• _Task inputs_:
════

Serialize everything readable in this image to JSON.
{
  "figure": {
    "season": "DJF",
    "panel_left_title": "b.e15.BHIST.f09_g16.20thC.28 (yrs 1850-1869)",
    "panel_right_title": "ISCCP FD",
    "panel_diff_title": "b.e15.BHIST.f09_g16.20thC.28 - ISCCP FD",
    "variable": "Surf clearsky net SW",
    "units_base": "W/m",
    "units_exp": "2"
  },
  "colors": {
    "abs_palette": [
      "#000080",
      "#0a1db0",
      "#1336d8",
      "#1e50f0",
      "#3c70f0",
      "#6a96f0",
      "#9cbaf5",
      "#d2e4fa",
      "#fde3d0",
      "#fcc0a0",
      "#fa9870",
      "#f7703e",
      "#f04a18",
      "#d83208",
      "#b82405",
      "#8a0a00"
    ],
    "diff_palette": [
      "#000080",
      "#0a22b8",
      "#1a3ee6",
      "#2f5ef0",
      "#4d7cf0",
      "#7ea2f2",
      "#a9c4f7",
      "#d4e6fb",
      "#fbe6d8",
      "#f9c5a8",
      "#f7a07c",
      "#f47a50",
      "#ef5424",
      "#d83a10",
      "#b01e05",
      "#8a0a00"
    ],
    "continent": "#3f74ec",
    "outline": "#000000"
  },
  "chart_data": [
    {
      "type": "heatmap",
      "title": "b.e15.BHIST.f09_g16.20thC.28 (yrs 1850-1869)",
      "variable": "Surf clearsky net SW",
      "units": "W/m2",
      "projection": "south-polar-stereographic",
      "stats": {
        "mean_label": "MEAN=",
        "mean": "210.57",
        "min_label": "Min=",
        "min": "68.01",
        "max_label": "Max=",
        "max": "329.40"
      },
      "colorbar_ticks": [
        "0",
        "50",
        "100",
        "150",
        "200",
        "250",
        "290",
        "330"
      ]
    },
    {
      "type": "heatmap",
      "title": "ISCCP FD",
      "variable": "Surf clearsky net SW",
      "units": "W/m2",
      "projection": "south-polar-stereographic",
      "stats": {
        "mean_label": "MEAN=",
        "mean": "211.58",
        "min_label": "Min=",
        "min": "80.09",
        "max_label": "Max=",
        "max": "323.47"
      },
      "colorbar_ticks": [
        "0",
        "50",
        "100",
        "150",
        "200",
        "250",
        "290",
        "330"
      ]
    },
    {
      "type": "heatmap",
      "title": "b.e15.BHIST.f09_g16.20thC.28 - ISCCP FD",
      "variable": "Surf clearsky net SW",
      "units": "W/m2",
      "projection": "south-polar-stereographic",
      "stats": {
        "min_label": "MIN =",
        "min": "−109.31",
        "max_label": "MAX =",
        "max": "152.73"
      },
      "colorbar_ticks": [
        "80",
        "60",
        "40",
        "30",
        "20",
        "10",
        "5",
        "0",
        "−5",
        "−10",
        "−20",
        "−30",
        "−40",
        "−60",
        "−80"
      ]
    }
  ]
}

════

• _Given task_: Write the material out again word for word.

• _Task response_:
Serialize everything readable in this image to JSON.
{
  "figure": {
    "season": "DJF",
    "panel_left_title": "b.e15.BHIST.f09_g16.20thC.28 (yrs 1850-1869)",
    "panel_right_title": "ISCCP FD",
    "panel_diff_title": "b.e15.BHIST.f09_g16.20thC.28 - ISCCP FD",
    "variable": "Surf clearsky net SW",
    "units_base": "W/m",
    "units_exp": "2"
  },
  "colors": {
    "abs_palette": [
      "#000080",
      "#0a1db0",
      "#1336d8",
      "#1e50f0",
      "#3c70f0",
      "#6a96f0",
      "#9cbaf5",
      "#d2e4fa",
      "#fde3d0",
      "#fcc0a0",
      "#fa9870",
      "#f7703e",
      "#f04a18",
      "#d83208",
      "#b82405",
      "#8a0a00"
    ],
    "diff_palette": [
      "#000080",
      "#0a22b8",
      "#1a3ee6",
      "#2f5ef0",
      "#4d7cf0",
      "#7ea2f2",
      "#a9c4f7",
      "#d4e6fb",
      "#fbe6d8",
      "#f9c5a8",
      "#f7a07c",
      "#f47a50",
      "#ef5424",
      "#d83a10",
      "#b01e05",
      "#8a0a00"
    ],
    "continent": "#3f74ec",
    "outline": "#000000"
  },
  "chart_data": [
    {
      "type": "heatmap",
      "title": "b.e15.BHIST.f09_g16.20thC.28 (yrs 1850-1869)",
      "variable": "Surf clearsky net SW",
      "units": "W/m2",
      "projection": "south-polar-stereographic",
      "stats": {
        "mean_label": "MEAN=",
        "mean": "210.57",
        "min_label": "Min=",
        "min": "68.01",
        "max_label": "Max=",
        "max": "329.40"
      },
      "colorbar_ticks": [
        "0",
        "50",
        "100",
        "150",
        "200",
        "250",
        "290",
        "330"
      ]
    },
    {
      "type": "heatmap",
      "title": "ISCCP FD",
      "variable": "Surf clearsky net SW",
      "units": "W/m2",
      "projection": "south-polar-stereographic",
      "stats": {
        "mean_label": "MEAN=",
        "mean": "211.58",
        "min_label": "Min=",
        "min": "80.09",
        "max_label": "Max=",
        "max": "323.47"
      },
      "colorbar_ticks": [
        "0",
        "50",
        "100",
        "150",
        "200",
        "250",
        "290",
        "330"
      ]
    },
    {
      "type": "heatmap",
      "title": "b.e15.BHIST.f09_g16.20thC.28 - ISCCP FD",
      "variable": "Surf clearsky net SW",
      "units": "W/m2",
      "projection": "south-polar-stereographic",
      "stats": {
        "min_label": "MIN =",
        "min": "−109.31",
        "max_label": "MAX =",
        "max": "152.73"
      },
      "colorbar_ticks": [
        "80",
        "60",
        "40",
        "30",
        "20",
        "10",
        "5",
        "0",
        "−5",
        "−10",
        "−20",
        "−30",
        "−40",
        "−60",
        "−80"
      ]
    }
  ]
}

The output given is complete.